■ **Set task**: Each record must be retyped in full. No character may differ.

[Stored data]

____

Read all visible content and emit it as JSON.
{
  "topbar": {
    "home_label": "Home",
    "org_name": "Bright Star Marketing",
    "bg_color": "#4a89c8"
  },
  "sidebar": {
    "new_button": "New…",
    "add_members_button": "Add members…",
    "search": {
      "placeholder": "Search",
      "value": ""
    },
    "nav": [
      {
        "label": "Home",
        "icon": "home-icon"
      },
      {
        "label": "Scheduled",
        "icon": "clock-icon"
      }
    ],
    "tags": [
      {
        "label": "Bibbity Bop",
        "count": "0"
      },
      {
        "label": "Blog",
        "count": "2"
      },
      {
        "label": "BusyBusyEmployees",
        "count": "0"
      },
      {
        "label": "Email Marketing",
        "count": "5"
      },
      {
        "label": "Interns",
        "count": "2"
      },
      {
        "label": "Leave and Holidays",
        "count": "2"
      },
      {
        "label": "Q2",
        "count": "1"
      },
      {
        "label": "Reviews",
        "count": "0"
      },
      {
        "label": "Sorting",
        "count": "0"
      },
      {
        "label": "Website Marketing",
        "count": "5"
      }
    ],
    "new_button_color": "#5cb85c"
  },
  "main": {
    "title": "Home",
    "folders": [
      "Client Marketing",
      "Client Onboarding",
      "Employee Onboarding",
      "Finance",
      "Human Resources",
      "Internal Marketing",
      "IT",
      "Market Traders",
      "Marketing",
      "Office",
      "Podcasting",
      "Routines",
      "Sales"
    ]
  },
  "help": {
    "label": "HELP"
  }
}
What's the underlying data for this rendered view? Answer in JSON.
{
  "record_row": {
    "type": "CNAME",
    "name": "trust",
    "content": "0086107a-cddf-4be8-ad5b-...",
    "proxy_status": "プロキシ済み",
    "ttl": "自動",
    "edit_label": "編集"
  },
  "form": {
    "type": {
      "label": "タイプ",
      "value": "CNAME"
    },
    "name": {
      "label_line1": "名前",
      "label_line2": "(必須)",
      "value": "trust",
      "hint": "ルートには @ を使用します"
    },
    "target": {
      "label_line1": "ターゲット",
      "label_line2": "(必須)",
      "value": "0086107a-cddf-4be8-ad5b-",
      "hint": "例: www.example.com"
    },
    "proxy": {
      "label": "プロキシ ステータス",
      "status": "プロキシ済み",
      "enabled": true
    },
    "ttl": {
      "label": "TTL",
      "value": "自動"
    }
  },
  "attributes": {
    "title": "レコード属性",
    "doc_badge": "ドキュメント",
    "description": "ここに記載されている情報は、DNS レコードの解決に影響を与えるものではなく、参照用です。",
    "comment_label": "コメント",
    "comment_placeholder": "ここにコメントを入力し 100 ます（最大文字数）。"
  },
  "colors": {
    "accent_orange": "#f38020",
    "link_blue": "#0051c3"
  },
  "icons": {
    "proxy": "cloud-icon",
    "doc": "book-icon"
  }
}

____

■ **Task solution**:
Read all visible content and emit it as JSON.
{
  "topbar": {
    "home_label": "Home",
    "org_name": "Bright Star Marketing",
    "bg_color": "#4a89c8"
  },
  "sidebar": {
    "new_button": "New…",
    "add_members_button": "Add members…",
    "search": {
      "placeholder": "Search",
      "value": ""
    },
    "nav": [
      {
        "label": "Home",
        "icon": "home-icon"
      },
      {
        "label": "Scheduled",
        "icon": "clock-icon"
      }
    ],
    "tags": [
      {
        "label": "Bibbity Bop",
        "count": "0"
      },
      {
        "label": "Blog",
        "count": "2"
      },
      {
        "label": "BusyBusyEmployees",
        "count": "0"
      },
      {
        "label": "Email Marketing",
        "count": "5"
      },
      {
        "label": "Interns",
        "count": "2"
      },
      {
        "label": "Leave and Holidays",
        "count": "2"
      },
      {
        "label": "Q2",
        "count": "1"
      },
      {
        "label": "Reviews",
        "count": "0"
      },
      {
        "label": "Sorting",
        "count": "0"
      },
      {
        "label": "Website Marketing",
        "count": "5"
      }
    ],
    "new_button_color": "#5cb85c"
  },
  "main": {
    "title": "Home",
    "folders": [
      "Client Marketing",
      "Client Onboarding",
      "Employee Onboarding",
      "Finance",
      "Human Resources",
      "Internal Marketing",
      "IT",
      "Market Traders",
      "Marketing",
      "Office",
      "Podcasting",
      "Routines",
      "Sales"
    ]
  },
  "help": {
    "label": "HELP"
  }
}
What's the underlying data for this rendered view? Answer in JSON.
{
  "record_row": {
    "type": "CNAME",
    "name": "trust",
    "content": "0086107a-cddf-4be8-ad5b-...",
    "proxy_status": "プロキシ済み",
    "ttl": "自動",
    "edit_label": "編集"
  },
  "form": {
    "type": {
      "label": "タイプ",
      "value": "CNAME"
    },
    "name": {
      "label_line1": "名前",
      "label_line2": "(必須)",
      "value": "trust",
      "hint": "ルートには @ を使用します"
    },
    "target": {
      "label_line1": "ターゲット",
      "label_line2": "(必須)",
      "value": "0086107a-cddf-4be8-ad5b-",
      "hint": "例: www.example.com"
    },
    "proxy": {
      "label": "プロキシ ステータス",
      "status": "プロキシ済み",
      "enabled": true
    },
    "ttl": {
      "label": "TTL",
      "value": "自動"
    }
  },
  "attributes": {
    "title": "レコード属性",
    "doc_badge": "ドキュメント",
    "description": "ここに記載されている情報は、DNS レコードの解決に影響を与えるものではなく、参照用です。",
    "comment_label": "コメント",
    "comment_placeholder": "ここにコメントを入力し 100 ます（最大文字数）。"
  },
  "colors": {
    "accent_orange": "#f38020",
    "link_blue": "#0051c3"
  },
  "icons": {
    "proxy": "cloud-icon",
    "doc": "book-icon"
  }
}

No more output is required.